***** Available records

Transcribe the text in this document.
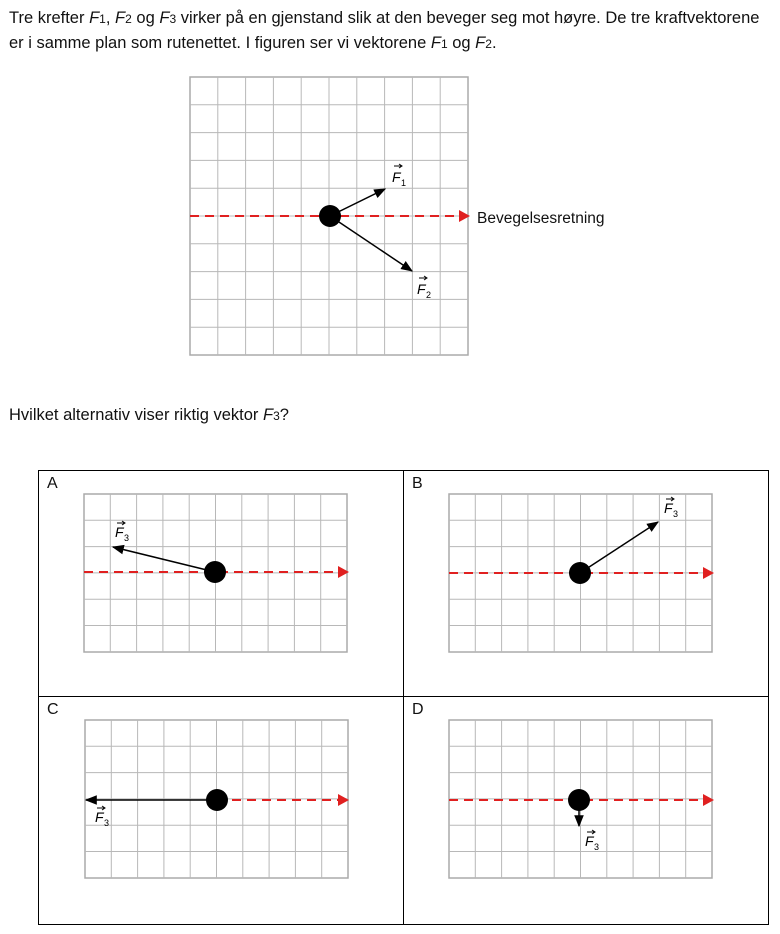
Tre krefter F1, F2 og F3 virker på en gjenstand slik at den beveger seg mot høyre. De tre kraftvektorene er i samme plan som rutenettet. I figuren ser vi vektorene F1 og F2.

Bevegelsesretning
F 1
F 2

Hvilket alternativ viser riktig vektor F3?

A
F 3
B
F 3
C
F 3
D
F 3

**********
***** Available records

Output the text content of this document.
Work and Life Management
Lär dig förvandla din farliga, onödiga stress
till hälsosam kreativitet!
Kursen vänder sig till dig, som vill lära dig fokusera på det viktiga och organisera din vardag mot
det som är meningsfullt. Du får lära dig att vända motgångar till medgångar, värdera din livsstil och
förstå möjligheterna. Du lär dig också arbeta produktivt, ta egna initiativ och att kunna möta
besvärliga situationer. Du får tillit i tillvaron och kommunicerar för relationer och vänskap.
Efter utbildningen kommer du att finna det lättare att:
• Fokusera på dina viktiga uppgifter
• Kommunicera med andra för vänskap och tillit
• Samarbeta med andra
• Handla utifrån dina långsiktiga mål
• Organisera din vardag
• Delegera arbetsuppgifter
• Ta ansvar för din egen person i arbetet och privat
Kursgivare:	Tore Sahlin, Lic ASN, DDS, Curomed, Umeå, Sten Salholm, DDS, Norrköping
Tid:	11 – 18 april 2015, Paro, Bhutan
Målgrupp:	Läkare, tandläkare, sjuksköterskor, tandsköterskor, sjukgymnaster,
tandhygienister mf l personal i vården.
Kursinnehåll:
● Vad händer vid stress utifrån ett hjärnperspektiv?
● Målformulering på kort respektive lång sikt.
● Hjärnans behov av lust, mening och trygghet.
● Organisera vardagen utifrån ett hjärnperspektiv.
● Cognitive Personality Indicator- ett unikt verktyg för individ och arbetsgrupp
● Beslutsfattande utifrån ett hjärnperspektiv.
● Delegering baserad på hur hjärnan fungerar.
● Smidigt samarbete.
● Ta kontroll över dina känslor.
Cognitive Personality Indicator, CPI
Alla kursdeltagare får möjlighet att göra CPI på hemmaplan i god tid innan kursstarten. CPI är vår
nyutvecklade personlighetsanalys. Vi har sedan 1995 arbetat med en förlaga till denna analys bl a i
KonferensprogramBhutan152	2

**********

In the listing above, find each line with the word "tillit" and copy it.

Solution to this problem:
besvärliga situationer. Du får tillit i tillvaron och kommunicerar för relationer och vänskap.
• Kommunicera med andra för vänskap och tillit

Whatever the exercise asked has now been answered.